Raw records:
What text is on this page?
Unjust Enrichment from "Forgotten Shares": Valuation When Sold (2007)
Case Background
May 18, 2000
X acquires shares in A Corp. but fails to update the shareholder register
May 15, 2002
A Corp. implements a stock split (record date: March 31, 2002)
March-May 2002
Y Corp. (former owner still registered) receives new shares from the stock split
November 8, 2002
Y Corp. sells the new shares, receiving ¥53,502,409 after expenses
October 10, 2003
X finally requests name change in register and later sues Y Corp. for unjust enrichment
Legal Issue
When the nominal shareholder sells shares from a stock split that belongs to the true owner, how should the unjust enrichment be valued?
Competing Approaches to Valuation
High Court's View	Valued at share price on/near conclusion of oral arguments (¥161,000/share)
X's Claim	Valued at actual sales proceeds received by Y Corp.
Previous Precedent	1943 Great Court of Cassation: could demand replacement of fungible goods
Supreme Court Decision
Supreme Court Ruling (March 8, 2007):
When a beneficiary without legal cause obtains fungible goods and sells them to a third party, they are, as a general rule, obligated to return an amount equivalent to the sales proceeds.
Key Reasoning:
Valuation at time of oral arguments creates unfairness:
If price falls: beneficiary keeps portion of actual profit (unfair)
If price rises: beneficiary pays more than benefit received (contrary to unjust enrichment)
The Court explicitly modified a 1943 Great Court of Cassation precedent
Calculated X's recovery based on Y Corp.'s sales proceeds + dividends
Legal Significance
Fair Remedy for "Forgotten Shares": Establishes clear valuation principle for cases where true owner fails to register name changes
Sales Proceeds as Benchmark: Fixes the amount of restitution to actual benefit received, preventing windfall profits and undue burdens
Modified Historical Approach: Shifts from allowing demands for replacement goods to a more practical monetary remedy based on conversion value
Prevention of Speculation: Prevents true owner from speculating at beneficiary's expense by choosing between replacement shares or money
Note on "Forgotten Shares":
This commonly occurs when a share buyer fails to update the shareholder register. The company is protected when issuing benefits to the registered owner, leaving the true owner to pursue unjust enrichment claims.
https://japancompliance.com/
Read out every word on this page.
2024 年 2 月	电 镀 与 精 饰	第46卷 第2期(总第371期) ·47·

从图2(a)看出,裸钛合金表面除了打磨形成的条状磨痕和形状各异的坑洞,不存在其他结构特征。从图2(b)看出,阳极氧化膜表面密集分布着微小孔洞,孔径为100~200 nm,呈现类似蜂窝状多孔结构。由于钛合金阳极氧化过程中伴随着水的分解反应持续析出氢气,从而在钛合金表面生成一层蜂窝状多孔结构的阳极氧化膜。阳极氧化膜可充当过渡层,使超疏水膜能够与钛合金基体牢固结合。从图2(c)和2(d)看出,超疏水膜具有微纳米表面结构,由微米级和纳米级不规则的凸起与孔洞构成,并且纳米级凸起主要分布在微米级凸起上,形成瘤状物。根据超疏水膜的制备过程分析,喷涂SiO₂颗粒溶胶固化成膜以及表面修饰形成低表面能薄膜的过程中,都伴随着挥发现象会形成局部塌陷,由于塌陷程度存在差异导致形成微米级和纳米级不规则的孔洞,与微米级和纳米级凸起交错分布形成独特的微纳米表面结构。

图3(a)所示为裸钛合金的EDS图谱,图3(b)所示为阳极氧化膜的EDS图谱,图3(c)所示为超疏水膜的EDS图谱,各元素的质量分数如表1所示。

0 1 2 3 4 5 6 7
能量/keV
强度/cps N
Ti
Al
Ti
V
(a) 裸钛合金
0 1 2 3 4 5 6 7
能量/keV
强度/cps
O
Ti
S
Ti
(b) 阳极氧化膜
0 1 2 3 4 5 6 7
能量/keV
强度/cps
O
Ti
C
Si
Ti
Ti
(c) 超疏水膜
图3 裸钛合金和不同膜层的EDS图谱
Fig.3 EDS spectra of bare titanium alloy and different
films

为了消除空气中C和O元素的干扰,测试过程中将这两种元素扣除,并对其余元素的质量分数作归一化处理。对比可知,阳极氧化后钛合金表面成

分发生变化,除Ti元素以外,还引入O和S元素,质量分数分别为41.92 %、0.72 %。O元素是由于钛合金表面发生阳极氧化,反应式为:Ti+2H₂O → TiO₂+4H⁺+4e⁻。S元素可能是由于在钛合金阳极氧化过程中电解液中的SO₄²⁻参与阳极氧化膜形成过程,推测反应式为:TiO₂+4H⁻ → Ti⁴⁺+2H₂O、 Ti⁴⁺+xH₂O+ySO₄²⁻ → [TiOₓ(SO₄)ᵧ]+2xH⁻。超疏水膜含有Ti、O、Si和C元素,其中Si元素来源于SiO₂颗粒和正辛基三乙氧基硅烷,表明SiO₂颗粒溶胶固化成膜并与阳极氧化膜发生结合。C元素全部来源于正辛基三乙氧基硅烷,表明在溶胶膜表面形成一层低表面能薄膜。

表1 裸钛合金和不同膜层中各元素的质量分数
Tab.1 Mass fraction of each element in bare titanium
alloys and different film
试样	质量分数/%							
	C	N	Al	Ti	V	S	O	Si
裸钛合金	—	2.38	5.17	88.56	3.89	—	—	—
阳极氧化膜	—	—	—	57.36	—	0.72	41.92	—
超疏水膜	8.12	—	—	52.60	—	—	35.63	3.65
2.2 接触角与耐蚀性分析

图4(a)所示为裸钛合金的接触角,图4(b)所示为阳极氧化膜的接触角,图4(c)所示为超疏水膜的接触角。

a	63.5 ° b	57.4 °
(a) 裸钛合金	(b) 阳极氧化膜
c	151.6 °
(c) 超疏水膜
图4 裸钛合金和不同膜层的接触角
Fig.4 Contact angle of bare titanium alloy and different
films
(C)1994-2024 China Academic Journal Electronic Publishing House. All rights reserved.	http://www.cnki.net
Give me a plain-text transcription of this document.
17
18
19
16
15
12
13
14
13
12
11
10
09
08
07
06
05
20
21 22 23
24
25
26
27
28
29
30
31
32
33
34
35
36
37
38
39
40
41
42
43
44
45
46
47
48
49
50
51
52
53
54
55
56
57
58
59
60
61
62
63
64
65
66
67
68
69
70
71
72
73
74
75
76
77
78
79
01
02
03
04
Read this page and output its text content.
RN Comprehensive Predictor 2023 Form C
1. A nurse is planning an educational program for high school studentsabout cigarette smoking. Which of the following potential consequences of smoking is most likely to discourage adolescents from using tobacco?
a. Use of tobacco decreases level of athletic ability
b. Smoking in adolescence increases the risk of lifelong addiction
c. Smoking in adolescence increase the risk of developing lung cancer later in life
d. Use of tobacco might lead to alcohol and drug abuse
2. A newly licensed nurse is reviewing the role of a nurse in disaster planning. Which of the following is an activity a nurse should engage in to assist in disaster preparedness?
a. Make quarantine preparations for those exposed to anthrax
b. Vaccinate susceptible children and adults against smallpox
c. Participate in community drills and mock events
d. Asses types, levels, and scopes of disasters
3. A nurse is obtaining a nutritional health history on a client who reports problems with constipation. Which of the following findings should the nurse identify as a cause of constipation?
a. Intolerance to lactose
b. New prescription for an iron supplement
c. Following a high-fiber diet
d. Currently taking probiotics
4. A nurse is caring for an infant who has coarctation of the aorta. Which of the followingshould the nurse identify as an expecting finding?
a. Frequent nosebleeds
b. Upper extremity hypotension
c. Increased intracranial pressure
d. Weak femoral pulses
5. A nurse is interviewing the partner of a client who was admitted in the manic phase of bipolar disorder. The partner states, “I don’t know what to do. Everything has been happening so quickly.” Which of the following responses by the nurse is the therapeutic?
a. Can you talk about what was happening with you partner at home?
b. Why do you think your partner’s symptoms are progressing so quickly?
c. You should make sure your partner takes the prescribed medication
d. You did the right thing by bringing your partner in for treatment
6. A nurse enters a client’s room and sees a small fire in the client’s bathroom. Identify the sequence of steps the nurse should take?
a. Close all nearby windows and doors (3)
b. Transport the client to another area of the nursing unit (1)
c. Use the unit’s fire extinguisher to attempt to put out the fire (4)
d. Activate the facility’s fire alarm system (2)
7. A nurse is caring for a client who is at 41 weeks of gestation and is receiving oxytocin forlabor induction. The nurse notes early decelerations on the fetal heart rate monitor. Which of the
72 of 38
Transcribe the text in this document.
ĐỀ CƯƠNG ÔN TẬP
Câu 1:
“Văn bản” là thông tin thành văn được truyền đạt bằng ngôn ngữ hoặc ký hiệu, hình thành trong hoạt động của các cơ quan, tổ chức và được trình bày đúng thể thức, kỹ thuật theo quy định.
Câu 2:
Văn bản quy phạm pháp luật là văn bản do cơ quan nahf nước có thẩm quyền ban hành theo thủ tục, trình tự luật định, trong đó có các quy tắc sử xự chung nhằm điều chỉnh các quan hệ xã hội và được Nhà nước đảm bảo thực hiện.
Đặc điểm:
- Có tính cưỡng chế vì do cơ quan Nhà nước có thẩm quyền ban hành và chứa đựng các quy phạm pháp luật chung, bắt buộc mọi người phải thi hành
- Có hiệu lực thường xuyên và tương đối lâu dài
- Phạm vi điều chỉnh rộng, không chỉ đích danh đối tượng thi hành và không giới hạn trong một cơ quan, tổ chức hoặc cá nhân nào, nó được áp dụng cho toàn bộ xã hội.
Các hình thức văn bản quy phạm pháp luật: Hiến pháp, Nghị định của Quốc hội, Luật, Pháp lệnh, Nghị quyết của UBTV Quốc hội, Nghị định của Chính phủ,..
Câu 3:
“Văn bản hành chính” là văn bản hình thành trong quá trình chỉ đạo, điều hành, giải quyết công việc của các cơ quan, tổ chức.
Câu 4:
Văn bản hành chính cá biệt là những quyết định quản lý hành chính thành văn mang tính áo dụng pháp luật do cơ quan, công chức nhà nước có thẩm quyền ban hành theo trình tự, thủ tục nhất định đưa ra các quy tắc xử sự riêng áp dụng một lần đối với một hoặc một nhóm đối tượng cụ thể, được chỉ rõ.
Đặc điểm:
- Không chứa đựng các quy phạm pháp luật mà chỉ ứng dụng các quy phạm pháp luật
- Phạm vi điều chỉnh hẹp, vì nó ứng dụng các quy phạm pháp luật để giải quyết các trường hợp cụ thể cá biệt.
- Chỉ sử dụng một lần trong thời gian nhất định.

» **Objective**:
Search the entries for the word "Great" and pick out every line that holds it.

» **Exercise result**:
Previous Precedent	1943 Great Court of Cassation: could demand replacement of fungible goods
The Court explicitly modified a 1943 Great Court of Cassation precedent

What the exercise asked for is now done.